* [The input]
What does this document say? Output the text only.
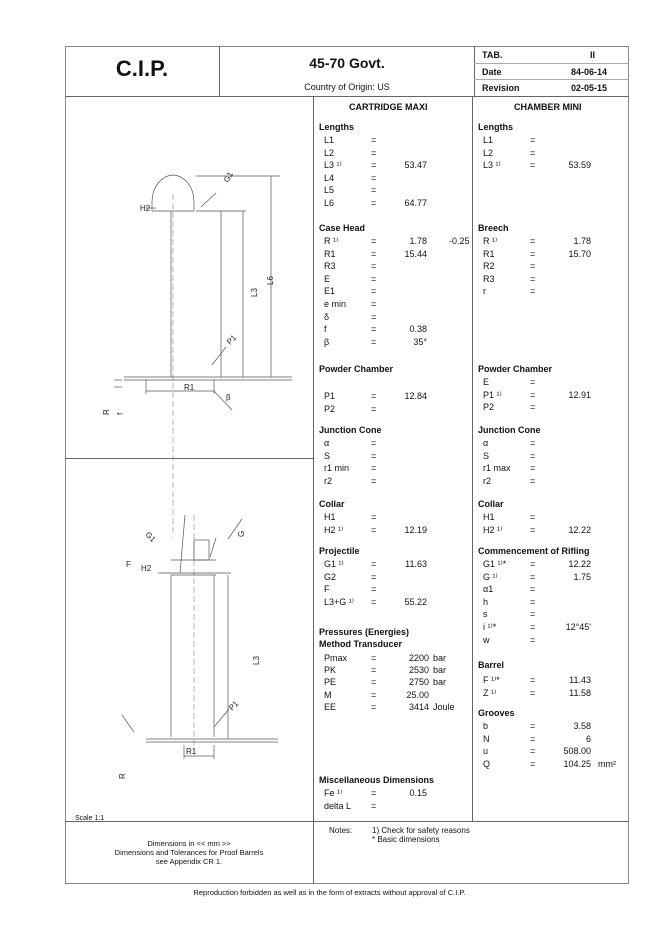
C.I.P.	45-70 Govt.
Country of Origin: US
TAB.	II
Date	84-06-14
Revision	02-05-15
CARTRIDGE MAXI	CHAMBER MINI
G1
H2
L3
L6
P1
R1
β
R f
G1	G
F H2
L3
P1
R1
R
Lengths
L1	=
L2	=
L3 ¹⁾	=	53.47
L4	=
L5	=
L6	=	64.77
Case Head
R ¹⁾	=	1.78 -0.25
R1	=	15.44
R3	=
E	=
E1	=
e min	=
δ	=
f	=	0.38
β	=	35°
Powder Chamber
P1	=	12.84
P2	=
Junction Cone
α	=
S	=
r1 min =
r2	=
Collar
H1	=
H2 ¹⁾	=	12.19
Projectile
G1 ¹⁾	=	11.63
G2	=
F	=
L3+G ¹⁾ =	55.22
Pressures (Energies)
Method Transducer
Pmax	=	2200 bar
PK	=	2530 bar
PE	=	2750 bar
M	=	25.00
EE	=	3414 Joule
Miscellaneous Dimensions
Fe ¹⁾	=	0.15
delta L =
Lengths
L1	=
L2	=
L3 ¹⁾	=	53.59
Breech
R ¹⁾	=	1.78
R1	=	15.70
R2	=
R3	=
r	=
Powder Chamber
E	=
P1 ¹⁾	=	12.91
P2	=
Junction Cone
α	=
S	=
r1 max =
r2	=
Collar
H1	=
H2 ¹⁾	=	12.22
Commencement of Rifling
G1 ¹⁾*	=	12.22
G ¹⁾	=	1.75
α1	=
h	=
s	=
i ¹⁾*	=	12°45'
w	=
Barrel
F ¹⁾*	=	11.43
Z ¹⁾	=	11.58
Grooves
b	=	3.58
N	=	6
u	=	508.00
Q	=	104.25 mm²
Scale 1:1
Dimensions in << mm >>
Dimensions and Tolerances for Proof Barrels
see Appendix CR 1.
Notes: 1) Check for safety reasons
* Basic dimensions
Reproduction forbidden as well as in the form of extracts without approval of C.I.P.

* [The problem] Please write out all of the material above without changing a word, and omit any pictures.

* [Correct response]
What does this document say? Output the text only.
C.I.P.	45-70 Govt.
Country of Origin: US
TAB.	II
Date	84-06-14
Revision	02-05-15
CARTRIDGE MAXI	CHAMBER MINI
G1
H2
L3
L6
P1
R1
β
R f
G1	G
F H2
L3
P1
R1
R
Lengths
L1	=
L2	=
L3 ¹⁾	=	53.47
L4	=
L5	=
L6	=	64.77
Case Head
R ¹⁾	=	1.78 -0.25
R1	=	15.44
R3	=
E	=
E1	=
e min	=
δ	=
f	=	0.38
β	=	35°
Powder Chamber
P1	=	12.84
P2	=
Junction Cone
α	=
S	=
r1 min =
r2	=
Collar
H1	=
H2 ¹⁾	=	12.19
Projectile
G1 ¹⁾	=	11.63
G2	=
F	=
L3+G ¹⁾ =	55.22
Pressures (Energies)
Method Transducer
Pmax	=	2200 bar
PK	=	2530 bar
PE	=	2750 bar
M	=	25.00
EE	=	3414 Joule
Miscellaneous Dimensions
Fe ¹⁾	=	0.15
delta L =
Lengths
L1	=
L2	=
L3 ¹⁾	=	53.59
Breech
R ¹⁾	=	1.78
R1	=	15.70
R2	=
R3	=
r	=
Powder Chamber
E	=
P1 ¹⁾	=	12.91
P2	=
Junction Cone
α	=
S	=
r1 max =
r2	=
Collar
H1	=
H2 ¹⁾	=	12.22
Commencement of Rifling
G1 ¹⁾*	=	12.22
G ¹⁾	=	1.75
α1	=
h	=
s	=
i ¹⁾*	=	12°45'
w	=
Barrel
F ¹⁾*	=	11.43
Z ¹⁾	=	11.58
Grooves
b	=	3.58
N	=	6
u	=	508.00
Q	=	104.25 mm²
Scale 1:1
Dimensions in << mm >>
Dimensions and Tolerances for Proof Barrels
see Appendix CR 1.
Notes: 1) Check for safety reasons
* Basic dimensions
Reproduction forbidden as well as in the form of extracts without approval of C.I.P.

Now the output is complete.